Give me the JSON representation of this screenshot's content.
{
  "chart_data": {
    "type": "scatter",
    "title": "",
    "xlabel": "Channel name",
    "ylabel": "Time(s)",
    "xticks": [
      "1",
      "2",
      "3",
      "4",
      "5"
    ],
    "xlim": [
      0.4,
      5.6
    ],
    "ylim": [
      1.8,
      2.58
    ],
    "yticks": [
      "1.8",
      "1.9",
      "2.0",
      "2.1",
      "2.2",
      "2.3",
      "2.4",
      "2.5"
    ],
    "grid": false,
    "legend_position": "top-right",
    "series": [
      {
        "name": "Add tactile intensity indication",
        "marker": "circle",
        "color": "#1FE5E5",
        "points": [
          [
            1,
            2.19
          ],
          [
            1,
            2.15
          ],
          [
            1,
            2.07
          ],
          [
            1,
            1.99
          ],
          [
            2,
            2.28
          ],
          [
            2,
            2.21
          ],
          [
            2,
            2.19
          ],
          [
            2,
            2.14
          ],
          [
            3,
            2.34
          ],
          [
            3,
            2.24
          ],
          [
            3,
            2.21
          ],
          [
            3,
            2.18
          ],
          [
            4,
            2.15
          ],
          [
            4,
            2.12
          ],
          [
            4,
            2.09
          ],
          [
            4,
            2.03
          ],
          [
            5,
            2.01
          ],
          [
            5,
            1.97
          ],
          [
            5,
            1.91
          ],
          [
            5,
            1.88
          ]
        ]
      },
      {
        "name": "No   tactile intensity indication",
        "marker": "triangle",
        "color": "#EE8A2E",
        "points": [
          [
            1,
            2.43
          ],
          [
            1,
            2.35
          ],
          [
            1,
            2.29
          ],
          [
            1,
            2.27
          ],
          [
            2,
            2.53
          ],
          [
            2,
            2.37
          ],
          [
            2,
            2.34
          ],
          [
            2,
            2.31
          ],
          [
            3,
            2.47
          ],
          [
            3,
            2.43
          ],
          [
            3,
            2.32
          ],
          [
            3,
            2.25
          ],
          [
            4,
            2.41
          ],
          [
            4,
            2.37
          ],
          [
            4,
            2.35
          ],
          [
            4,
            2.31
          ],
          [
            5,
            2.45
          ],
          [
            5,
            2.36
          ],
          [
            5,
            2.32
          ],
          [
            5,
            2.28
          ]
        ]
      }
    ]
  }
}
• • • • •
* OBJECTIVE
Collect every line from the records above that contains the word "indication".

* FINAL ANSWER
        "name": "Add tactile intensity indication",
        "name": "No   tactile intensity indication",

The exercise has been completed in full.